The task
Find all the lines with "REDWING" and gather them.

Supplied information
"""
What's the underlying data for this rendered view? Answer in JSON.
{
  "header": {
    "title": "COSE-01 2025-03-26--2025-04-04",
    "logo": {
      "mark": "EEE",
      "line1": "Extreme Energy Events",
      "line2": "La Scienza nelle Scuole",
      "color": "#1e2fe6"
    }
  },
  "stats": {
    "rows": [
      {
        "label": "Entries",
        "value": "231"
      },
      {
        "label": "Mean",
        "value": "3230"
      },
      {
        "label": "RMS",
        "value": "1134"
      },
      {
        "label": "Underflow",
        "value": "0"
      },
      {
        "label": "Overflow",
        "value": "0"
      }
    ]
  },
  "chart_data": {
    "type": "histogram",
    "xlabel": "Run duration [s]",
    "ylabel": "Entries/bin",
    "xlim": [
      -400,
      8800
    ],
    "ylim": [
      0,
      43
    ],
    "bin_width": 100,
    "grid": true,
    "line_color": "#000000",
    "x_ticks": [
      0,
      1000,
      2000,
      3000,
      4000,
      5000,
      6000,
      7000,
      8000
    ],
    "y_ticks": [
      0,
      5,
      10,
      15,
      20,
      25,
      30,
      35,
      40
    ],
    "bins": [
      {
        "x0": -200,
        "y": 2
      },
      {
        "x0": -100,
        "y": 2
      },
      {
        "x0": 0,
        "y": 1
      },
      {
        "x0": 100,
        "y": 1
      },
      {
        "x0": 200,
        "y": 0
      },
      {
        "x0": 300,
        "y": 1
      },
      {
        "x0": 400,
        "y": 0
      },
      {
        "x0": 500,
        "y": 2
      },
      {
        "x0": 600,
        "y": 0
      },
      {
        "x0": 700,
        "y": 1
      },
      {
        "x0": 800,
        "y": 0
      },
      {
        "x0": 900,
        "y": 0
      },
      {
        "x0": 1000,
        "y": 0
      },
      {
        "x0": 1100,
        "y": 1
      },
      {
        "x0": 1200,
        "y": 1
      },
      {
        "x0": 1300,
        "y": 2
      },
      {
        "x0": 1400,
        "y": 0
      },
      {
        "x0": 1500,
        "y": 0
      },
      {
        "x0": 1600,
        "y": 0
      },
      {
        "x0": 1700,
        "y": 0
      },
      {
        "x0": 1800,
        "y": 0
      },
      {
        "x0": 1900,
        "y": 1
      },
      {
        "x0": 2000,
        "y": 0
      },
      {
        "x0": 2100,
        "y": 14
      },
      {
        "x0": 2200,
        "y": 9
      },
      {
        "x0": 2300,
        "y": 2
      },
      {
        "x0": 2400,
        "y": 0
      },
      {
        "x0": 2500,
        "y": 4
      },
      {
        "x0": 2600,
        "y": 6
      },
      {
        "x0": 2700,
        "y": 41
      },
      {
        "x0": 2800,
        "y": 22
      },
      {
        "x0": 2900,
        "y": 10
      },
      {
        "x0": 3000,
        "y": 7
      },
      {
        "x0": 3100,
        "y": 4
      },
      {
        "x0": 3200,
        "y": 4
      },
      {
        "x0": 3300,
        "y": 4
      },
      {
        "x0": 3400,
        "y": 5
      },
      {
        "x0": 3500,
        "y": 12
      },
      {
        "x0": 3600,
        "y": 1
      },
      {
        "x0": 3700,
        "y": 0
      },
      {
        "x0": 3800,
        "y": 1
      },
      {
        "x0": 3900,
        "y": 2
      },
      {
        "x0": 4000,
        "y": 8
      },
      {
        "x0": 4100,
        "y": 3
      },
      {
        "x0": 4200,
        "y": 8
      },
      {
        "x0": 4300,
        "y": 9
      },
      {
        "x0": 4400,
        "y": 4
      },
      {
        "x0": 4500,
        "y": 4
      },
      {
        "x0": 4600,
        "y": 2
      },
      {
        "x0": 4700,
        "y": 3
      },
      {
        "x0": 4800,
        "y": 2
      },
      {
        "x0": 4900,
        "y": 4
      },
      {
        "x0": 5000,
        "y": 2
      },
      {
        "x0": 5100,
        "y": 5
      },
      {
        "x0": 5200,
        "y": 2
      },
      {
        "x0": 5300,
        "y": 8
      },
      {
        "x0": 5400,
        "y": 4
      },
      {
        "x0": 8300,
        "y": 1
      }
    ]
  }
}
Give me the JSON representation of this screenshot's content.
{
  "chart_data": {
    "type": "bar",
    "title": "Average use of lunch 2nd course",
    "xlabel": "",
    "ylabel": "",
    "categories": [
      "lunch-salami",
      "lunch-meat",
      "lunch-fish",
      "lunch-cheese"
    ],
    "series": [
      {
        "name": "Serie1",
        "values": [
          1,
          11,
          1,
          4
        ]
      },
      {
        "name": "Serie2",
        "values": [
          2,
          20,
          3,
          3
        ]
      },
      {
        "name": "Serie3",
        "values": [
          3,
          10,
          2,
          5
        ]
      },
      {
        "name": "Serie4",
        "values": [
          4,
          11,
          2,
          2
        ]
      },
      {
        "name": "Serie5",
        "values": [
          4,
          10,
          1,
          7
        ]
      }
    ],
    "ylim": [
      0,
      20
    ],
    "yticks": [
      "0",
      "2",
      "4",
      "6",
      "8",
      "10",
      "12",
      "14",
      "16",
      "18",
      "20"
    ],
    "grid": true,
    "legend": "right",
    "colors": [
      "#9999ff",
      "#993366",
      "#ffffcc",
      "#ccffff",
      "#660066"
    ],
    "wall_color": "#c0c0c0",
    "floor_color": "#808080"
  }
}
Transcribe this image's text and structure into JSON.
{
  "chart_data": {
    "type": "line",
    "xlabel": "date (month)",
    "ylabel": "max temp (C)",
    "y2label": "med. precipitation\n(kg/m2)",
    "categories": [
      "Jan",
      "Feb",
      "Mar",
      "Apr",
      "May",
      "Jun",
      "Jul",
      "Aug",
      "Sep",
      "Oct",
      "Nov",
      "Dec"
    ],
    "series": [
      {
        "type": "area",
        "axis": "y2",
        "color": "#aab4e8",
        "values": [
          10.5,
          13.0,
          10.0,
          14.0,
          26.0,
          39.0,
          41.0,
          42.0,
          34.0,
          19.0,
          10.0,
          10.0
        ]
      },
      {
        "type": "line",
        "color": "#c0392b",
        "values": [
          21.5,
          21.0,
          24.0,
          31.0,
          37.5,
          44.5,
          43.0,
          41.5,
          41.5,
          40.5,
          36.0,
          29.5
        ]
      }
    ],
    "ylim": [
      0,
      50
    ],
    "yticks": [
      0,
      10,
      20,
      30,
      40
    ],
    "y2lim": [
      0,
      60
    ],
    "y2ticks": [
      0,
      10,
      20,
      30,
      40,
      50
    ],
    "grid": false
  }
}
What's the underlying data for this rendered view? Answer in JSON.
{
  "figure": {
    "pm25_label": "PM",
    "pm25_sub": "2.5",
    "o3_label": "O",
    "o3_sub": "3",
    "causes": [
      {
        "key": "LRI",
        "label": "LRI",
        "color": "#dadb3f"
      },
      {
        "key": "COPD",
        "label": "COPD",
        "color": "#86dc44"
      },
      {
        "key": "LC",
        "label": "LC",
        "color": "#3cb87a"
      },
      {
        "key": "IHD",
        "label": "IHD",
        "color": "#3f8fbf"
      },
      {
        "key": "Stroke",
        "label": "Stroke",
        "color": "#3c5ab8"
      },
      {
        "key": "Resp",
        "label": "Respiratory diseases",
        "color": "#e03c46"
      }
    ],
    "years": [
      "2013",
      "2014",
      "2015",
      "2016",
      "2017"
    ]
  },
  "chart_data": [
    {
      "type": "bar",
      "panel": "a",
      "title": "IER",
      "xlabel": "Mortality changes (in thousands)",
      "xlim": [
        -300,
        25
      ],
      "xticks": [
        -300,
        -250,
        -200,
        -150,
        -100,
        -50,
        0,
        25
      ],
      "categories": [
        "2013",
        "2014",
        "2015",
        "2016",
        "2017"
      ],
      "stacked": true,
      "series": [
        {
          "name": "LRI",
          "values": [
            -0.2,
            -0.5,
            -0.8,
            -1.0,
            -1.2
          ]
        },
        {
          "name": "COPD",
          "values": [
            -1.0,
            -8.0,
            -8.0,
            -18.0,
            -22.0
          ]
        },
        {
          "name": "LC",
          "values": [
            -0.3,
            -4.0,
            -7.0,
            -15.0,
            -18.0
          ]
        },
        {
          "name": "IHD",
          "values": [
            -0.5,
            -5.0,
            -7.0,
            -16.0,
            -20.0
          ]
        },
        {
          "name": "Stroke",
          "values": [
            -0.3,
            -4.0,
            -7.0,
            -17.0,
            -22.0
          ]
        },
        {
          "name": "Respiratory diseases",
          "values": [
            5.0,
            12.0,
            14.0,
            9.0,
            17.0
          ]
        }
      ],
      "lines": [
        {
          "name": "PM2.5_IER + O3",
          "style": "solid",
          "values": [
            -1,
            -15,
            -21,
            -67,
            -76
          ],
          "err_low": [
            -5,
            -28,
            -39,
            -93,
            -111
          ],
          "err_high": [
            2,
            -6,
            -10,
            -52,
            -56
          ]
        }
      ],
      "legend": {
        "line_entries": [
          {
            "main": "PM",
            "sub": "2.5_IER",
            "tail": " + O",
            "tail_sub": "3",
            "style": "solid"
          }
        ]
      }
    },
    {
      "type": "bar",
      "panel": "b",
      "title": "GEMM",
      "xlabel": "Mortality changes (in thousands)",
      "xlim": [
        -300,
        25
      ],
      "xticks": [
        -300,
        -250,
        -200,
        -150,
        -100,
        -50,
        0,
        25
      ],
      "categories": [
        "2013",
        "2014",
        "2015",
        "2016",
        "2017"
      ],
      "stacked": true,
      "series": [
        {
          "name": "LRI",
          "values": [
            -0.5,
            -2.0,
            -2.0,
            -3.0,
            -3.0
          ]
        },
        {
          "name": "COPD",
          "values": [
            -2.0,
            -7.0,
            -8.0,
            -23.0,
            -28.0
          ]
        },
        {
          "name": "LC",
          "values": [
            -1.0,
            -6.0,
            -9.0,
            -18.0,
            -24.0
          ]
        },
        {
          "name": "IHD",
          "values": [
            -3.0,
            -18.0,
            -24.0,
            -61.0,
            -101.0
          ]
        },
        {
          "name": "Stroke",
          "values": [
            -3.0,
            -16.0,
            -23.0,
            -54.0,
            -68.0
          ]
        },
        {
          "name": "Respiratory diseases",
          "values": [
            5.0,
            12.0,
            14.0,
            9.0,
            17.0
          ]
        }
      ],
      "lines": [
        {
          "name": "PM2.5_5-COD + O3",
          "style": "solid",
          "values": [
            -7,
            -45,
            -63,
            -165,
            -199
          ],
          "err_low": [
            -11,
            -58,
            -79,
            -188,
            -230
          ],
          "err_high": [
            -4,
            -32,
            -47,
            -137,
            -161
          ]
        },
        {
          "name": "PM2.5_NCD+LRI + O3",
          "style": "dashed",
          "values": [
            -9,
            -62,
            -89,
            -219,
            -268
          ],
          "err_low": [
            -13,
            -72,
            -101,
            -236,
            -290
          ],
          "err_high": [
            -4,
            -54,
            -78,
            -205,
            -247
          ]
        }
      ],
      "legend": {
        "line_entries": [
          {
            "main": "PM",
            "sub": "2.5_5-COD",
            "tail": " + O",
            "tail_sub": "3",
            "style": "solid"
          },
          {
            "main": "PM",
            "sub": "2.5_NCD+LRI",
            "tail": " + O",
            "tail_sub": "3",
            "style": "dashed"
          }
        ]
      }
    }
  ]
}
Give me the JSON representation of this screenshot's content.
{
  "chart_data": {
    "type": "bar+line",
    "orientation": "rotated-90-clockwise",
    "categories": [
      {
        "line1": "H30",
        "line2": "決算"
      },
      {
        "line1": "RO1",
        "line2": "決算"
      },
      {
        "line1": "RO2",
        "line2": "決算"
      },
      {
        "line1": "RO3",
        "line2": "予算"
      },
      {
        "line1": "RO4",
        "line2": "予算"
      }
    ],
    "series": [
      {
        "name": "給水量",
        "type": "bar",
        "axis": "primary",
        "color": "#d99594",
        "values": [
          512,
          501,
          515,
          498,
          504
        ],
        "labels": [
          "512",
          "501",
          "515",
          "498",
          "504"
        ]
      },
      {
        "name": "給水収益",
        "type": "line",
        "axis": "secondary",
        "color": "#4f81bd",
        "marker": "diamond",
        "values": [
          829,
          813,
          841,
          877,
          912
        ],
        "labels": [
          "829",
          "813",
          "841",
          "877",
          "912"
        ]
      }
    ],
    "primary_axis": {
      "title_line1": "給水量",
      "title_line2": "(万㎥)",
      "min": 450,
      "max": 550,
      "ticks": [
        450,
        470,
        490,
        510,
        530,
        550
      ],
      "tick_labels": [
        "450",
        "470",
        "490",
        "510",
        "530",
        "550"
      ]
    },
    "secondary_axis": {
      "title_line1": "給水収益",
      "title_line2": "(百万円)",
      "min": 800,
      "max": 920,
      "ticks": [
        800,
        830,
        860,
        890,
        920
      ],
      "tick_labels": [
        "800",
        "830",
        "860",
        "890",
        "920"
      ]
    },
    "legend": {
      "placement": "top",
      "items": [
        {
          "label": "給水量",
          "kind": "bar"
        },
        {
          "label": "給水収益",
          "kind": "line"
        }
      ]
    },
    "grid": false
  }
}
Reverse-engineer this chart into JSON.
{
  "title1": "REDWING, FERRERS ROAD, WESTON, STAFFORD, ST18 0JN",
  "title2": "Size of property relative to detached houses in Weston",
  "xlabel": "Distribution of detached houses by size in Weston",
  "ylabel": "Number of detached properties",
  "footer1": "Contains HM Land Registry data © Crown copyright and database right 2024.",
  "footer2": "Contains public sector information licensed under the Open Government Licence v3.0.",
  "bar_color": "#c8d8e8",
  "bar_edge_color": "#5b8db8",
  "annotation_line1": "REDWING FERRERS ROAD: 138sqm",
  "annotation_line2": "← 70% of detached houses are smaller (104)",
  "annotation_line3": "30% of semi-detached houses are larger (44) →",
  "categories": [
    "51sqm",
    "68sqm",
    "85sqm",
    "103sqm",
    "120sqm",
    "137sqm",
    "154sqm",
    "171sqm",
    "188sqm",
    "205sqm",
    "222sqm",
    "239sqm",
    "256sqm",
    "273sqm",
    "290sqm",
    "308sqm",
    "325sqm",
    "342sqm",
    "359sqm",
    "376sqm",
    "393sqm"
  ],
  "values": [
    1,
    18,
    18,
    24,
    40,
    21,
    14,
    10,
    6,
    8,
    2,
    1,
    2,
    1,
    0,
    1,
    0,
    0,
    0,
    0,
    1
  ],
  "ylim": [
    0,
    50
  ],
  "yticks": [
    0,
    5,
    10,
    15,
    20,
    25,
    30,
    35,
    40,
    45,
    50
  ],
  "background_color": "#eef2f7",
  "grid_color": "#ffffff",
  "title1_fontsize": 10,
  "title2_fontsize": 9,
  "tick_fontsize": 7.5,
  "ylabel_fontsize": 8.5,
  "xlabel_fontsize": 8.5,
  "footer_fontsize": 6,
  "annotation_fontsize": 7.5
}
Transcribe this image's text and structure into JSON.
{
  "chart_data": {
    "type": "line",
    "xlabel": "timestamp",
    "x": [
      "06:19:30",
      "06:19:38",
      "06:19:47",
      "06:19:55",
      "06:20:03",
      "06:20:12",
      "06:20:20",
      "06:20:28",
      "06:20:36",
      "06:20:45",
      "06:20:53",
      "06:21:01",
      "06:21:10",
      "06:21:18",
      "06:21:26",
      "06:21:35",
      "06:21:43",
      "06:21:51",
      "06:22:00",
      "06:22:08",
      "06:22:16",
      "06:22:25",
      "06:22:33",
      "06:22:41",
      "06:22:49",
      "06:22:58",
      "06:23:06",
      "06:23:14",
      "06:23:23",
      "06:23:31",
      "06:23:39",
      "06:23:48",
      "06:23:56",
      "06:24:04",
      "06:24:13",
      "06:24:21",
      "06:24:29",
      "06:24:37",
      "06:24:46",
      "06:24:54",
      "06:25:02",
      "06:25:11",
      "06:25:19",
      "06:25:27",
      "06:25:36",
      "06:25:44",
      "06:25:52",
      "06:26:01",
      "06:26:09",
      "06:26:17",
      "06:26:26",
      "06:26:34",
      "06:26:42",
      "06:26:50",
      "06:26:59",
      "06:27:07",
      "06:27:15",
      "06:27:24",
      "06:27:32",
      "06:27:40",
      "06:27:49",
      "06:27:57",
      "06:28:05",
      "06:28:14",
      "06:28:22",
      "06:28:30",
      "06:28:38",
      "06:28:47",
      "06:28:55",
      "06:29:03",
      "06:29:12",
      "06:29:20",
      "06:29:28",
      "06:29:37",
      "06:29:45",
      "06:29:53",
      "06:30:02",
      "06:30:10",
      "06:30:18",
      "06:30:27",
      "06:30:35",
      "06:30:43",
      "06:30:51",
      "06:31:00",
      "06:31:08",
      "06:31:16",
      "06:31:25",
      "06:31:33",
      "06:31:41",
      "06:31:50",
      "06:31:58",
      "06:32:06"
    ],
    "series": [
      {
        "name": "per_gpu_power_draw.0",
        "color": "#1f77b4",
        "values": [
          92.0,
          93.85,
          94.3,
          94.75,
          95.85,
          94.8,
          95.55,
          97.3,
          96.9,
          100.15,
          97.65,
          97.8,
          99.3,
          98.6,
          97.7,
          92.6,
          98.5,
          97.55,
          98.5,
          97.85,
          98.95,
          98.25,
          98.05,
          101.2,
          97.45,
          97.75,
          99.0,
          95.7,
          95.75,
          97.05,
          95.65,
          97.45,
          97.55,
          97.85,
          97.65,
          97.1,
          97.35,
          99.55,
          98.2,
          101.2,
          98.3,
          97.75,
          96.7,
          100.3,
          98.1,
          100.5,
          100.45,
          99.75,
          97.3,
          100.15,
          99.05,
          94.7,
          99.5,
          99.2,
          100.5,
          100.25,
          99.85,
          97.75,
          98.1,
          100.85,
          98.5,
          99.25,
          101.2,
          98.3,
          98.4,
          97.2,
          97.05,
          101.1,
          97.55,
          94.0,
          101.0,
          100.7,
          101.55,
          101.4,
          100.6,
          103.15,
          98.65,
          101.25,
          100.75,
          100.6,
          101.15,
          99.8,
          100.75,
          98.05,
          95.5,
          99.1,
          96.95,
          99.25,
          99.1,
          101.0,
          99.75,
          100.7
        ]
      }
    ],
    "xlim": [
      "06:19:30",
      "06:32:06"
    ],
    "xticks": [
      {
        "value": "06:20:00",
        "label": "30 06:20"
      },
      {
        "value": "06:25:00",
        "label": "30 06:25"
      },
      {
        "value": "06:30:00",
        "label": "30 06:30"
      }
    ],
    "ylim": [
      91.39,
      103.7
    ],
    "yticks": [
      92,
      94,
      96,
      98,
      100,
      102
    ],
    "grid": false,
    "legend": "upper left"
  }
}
"""
Complete output
  "title1": "REDWING, FERRERS ROAD, WESTON, STAFFORD, ST18 0JN",
  "annotation_line1": "REDWING FERRERS ROAD: 138sqm",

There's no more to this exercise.